** START OF Supplied information **

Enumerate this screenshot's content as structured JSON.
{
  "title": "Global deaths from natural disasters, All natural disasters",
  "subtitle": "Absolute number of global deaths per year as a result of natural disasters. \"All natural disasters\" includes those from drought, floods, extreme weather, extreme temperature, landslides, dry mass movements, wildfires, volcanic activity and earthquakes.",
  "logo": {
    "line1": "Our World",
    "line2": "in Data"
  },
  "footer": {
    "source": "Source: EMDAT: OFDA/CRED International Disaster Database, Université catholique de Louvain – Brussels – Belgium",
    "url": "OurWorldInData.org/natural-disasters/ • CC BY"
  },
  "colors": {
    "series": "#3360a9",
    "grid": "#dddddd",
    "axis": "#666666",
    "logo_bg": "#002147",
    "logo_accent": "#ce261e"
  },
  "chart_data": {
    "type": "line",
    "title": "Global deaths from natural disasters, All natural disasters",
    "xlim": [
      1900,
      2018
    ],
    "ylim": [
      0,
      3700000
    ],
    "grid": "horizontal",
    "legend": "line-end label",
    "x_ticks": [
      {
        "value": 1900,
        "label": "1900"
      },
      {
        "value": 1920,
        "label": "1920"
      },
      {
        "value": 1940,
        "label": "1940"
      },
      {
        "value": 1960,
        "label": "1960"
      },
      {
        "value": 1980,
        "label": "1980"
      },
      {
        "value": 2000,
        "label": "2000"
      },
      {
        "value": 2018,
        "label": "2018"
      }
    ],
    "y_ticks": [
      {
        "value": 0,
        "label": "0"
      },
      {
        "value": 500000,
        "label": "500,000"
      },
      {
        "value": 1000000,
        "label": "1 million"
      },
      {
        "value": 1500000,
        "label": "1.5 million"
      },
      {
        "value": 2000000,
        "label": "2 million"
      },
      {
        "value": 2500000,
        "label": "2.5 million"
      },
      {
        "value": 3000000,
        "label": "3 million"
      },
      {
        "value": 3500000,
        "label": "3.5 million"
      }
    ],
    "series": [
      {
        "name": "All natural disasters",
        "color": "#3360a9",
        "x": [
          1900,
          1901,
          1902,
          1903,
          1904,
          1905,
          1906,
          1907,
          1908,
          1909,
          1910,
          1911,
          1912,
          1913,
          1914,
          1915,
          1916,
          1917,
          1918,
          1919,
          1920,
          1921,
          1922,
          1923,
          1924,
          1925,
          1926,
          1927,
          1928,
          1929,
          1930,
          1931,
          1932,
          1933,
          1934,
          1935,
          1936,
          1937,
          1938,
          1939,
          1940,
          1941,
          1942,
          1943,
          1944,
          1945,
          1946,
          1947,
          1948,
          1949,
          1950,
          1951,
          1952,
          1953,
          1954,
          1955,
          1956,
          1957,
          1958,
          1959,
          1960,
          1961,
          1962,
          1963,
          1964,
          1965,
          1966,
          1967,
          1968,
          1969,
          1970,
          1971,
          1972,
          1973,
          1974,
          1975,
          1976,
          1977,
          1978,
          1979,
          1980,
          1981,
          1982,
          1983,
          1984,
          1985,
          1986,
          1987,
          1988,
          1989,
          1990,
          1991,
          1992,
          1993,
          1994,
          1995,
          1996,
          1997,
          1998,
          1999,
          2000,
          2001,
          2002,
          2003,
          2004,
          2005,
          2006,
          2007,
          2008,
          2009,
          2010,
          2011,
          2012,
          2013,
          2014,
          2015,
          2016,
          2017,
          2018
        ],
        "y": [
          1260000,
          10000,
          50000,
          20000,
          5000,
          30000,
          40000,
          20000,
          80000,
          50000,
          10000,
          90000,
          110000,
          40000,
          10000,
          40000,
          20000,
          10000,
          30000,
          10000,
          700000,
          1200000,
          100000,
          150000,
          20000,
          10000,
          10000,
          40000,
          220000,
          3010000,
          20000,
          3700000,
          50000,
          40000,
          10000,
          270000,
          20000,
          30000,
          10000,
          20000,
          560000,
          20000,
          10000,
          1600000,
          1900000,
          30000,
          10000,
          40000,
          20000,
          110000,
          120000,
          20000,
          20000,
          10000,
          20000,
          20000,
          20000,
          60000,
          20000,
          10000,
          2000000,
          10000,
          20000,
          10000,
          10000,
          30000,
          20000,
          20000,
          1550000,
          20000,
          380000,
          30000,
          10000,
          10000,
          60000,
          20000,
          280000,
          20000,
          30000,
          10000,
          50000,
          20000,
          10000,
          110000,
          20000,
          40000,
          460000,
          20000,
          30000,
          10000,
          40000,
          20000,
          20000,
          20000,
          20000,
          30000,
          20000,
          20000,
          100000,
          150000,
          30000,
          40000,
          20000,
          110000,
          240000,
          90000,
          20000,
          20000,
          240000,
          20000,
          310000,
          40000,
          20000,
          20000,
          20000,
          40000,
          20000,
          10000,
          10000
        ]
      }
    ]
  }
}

** END OF Supplied information **
** START OF Supplied information **

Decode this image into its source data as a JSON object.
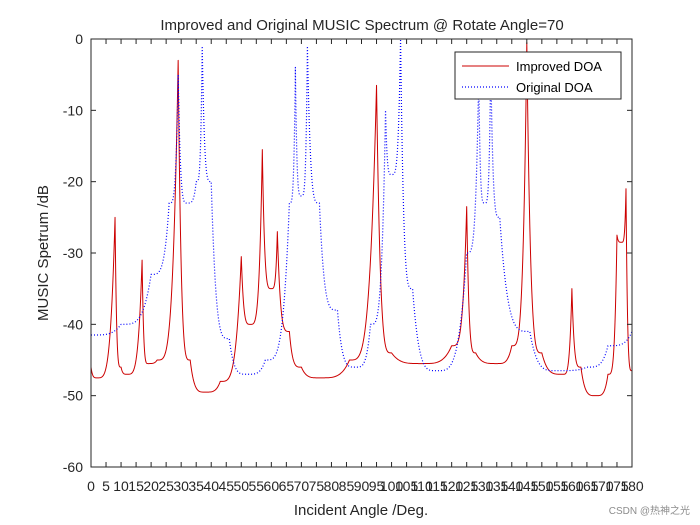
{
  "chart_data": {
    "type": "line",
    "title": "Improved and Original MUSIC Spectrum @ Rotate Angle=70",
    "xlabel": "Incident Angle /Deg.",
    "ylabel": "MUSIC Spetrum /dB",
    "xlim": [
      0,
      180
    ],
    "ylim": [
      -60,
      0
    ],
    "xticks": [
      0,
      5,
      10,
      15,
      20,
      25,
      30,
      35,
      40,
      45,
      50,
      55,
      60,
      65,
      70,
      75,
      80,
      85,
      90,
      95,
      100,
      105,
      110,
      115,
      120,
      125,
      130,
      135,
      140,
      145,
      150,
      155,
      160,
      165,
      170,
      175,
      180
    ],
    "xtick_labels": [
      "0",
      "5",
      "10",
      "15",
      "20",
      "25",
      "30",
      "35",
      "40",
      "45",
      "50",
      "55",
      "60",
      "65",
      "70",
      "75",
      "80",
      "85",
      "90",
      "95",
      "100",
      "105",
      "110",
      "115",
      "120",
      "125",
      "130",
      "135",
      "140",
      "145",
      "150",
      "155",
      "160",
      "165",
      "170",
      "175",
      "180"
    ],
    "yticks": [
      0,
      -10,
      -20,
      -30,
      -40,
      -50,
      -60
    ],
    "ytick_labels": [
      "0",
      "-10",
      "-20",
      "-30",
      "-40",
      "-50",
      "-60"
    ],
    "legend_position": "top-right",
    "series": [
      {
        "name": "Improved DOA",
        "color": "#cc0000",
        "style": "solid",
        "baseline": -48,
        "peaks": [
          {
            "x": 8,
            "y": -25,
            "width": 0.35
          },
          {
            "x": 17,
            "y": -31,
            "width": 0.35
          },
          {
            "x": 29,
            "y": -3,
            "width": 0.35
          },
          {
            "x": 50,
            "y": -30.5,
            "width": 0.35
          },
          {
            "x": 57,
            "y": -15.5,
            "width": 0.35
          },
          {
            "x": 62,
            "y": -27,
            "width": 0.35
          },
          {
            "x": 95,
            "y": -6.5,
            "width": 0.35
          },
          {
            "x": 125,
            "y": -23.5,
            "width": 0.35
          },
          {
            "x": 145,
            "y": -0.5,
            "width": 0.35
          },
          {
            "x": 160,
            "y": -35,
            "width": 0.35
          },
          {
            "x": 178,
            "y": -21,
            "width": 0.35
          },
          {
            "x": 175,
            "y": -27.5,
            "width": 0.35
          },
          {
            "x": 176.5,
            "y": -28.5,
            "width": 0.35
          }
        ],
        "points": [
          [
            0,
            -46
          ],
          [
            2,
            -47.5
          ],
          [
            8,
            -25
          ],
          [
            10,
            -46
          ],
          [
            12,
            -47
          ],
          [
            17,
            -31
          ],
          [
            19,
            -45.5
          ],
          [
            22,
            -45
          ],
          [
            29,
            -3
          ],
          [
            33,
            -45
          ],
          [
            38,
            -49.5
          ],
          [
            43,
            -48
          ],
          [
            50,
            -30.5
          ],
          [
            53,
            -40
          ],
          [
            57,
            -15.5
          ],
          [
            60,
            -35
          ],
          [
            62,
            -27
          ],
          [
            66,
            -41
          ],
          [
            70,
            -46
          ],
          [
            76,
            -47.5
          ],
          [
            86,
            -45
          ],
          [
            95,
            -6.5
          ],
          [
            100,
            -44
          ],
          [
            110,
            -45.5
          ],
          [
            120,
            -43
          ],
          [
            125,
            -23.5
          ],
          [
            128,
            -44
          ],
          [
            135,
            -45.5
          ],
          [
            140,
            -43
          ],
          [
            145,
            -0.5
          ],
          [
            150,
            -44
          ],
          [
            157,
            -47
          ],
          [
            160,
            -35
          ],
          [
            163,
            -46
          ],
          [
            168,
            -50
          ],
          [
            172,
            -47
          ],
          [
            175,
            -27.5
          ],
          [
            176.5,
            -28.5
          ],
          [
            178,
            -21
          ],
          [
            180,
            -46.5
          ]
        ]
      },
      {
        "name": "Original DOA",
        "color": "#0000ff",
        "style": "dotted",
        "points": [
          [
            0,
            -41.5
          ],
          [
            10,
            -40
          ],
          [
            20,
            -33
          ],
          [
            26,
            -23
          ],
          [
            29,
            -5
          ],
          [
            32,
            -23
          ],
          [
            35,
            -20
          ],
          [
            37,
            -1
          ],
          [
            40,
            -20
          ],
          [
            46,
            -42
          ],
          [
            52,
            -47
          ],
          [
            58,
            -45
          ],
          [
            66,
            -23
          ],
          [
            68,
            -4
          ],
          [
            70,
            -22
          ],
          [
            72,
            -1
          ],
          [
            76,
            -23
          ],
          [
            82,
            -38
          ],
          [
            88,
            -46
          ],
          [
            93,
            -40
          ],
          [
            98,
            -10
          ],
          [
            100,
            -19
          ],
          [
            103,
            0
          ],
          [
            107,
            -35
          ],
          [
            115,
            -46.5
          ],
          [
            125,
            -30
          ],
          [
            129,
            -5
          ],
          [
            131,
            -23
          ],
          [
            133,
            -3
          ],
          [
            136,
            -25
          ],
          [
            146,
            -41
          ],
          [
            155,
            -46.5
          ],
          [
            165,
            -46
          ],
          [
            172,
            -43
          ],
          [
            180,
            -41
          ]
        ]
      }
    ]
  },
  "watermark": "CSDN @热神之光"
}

** END OF Supplied information **
** START OF Supplied information **

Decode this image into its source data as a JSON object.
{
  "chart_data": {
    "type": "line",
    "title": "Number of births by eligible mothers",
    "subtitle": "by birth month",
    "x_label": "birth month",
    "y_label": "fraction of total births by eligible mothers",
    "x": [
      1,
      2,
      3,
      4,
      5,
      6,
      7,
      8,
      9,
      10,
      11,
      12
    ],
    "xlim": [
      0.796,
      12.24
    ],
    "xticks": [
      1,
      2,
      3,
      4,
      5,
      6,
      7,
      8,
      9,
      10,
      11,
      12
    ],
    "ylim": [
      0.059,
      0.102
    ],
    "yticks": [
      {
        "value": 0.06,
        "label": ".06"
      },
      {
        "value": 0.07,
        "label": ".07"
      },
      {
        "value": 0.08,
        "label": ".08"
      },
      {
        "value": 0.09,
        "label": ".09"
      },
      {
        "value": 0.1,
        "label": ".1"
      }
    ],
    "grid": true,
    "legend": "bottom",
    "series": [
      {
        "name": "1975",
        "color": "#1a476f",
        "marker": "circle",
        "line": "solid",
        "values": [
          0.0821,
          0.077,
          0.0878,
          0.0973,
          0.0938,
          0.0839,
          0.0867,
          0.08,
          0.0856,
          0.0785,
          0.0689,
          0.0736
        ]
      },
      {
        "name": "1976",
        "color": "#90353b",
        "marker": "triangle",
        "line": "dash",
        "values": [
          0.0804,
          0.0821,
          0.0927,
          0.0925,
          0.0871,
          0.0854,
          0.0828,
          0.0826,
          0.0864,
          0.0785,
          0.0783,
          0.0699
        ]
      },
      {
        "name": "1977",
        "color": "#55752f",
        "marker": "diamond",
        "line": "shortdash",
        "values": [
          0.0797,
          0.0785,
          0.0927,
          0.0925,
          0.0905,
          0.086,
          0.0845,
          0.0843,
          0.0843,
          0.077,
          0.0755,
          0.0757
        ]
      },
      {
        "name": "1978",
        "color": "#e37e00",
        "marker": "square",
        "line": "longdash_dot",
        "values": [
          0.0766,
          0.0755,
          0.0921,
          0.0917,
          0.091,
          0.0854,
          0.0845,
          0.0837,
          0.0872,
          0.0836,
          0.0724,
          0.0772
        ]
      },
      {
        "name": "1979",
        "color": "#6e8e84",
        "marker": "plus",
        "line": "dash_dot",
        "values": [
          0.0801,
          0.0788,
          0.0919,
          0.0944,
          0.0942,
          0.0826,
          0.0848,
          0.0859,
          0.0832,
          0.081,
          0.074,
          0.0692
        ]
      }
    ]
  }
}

** END OF Supplied information **

- _Written instruction_
Find every line that has "marker" in it, then return those lines.

- _Correct answer_
        "marker": "circle",
        "marker": "triangle",
        "marker": "diamond",
        "marker": "square",
        "marker": "plus",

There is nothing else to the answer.